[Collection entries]
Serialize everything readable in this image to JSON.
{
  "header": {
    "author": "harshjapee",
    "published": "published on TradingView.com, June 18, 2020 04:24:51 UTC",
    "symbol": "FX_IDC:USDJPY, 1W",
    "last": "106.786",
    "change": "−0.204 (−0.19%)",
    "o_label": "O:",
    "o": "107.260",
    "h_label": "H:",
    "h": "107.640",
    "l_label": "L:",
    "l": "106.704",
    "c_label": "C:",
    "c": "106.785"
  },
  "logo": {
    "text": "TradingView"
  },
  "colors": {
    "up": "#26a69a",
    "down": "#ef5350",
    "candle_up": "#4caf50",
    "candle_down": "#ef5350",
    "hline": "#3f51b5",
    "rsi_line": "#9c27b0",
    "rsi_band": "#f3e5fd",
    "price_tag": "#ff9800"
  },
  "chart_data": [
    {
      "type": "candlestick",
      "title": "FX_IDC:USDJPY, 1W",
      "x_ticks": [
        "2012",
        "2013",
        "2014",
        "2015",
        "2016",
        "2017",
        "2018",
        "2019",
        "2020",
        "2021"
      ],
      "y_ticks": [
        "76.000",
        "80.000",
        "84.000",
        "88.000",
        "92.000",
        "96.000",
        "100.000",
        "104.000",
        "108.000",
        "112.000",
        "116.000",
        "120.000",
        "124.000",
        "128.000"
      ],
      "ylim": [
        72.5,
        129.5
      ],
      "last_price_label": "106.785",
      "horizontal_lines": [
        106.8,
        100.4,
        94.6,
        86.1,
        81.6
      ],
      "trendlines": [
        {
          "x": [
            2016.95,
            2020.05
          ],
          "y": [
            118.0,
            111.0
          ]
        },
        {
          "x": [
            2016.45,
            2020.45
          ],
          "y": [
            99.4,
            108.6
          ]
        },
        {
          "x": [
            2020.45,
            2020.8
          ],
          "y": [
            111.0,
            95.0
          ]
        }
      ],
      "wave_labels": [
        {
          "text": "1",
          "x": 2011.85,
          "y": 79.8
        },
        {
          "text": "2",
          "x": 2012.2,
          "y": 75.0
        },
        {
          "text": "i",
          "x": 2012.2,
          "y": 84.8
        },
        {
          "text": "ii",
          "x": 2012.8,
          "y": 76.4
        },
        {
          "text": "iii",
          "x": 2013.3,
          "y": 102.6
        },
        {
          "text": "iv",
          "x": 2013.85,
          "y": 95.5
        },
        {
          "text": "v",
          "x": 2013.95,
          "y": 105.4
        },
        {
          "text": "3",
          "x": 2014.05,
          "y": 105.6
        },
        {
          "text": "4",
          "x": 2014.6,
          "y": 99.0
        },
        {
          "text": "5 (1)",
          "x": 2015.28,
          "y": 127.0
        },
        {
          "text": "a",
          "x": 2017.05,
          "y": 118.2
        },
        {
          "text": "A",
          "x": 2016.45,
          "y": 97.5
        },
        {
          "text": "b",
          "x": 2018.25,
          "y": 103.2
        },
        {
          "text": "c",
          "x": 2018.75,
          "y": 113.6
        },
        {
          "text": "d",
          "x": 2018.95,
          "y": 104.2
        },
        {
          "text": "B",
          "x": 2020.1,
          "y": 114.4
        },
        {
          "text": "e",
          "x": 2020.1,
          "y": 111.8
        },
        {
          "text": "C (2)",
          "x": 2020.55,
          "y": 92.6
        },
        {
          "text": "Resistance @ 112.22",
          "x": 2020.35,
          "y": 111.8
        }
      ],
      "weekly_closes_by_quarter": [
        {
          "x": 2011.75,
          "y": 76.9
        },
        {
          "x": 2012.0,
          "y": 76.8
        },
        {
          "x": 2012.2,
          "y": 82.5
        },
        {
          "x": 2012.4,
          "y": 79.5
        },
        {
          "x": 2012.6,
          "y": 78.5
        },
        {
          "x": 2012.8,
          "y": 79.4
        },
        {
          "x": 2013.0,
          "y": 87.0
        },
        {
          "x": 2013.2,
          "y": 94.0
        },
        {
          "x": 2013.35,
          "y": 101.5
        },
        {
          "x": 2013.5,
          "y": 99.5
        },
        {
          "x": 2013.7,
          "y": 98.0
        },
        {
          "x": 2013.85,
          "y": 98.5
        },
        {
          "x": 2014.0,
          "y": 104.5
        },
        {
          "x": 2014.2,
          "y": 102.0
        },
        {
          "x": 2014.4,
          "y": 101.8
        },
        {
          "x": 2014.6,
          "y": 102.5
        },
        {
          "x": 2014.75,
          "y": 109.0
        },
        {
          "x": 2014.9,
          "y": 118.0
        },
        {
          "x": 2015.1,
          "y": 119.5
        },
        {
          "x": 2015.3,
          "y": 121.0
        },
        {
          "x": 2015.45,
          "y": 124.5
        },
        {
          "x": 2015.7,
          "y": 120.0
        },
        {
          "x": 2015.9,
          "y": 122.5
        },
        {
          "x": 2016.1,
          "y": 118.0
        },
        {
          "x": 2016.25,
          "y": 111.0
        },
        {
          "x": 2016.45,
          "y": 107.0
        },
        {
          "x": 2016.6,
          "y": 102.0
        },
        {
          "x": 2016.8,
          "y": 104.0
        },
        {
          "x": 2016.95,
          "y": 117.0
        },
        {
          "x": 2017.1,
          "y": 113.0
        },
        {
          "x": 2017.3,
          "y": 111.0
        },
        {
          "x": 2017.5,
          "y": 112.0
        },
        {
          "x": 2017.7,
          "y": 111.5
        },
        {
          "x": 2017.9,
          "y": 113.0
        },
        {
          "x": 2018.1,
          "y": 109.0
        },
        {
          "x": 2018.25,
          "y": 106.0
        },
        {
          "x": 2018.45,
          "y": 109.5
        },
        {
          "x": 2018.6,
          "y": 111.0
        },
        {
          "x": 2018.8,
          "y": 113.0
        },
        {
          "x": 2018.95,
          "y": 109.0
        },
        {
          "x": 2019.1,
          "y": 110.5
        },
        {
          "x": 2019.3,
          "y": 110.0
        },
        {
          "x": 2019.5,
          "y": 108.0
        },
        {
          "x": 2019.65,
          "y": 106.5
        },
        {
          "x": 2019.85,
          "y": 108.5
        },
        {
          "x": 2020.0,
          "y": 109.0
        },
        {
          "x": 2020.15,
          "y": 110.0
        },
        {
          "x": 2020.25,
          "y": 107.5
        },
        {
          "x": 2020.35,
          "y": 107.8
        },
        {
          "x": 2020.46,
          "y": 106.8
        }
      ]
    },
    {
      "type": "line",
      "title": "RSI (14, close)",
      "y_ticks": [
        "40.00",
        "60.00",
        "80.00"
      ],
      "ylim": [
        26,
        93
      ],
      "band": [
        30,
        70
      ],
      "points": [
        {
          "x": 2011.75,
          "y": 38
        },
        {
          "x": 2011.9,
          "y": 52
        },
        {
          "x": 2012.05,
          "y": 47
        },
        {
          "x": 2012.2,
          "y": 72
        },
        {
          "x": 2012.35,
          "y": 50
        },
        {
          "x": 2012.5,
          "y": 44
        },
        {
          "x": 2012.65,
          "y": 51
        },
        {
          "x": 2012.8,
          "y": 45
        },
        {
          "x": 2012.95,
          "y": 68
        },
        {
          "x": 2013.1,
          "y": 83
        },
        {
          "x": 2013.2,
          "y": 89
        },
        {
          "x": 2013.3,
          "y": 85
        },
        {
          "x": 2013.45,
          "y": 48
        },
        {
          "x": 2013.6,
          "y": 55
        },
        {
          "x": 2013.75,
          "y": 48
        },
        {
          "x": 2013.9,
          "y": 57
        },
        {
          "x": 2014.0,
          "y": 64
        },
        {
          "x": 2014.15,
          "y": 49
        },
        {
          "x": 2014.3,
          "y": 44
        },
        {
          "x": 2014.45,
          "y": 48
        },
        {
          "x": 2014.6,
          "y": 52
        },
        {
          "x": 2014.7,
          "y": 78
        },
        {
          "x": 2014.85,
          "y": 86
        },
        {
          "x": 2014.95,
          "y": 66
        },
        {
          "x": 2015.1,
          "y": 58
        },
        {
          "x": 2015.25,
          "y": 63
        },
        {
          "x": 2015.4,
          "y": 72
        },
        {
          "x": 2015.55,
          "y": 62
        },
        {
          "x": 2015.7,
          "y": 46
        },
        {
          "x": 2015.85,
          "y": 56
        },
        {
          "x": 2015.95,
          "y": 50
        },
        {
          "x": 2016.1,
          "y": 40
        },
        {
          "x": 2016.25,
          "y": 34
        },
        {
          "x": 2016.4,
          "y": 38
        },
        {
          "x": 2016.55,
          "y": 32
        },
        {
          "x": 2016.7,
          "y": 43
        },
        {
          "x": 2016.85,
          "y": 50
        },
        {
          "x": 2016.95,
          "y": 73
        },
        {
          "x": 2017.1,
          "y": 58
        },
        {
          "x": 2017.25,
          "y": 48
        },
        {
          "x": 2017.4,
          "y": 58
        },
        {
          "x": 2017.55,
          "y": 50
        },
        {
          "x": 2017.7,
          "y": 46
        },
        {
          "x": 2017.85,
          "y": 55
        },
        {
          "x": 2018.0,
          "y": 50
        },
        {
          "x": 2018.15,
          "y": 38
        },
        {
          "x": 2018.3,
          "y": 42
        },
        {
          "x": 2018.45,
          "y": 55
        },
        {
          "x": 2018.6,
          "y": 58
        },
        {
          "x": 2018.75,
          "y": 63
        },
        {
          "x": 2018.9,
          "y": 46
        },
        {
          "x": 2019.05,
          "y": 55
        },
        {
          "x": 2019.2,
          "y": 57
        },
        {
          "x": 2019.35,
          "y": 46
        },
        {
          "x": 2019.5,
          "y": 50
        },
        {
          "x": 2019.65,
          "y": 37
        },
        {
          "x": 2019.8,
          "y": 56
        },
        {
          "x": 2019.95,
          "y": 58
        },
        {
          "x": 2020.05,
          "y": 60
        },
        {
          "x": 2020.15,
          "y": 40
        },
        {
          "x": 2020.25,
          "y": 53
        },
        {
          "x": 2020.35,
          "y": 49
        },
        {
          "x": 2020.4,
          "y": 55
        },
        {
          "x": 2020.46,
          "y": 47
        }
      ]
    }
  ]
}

Aim of the task ▸ Your answer should be one number: the count of lines in the data above that include the word "TradingView".

Response to this exercise ▸ 2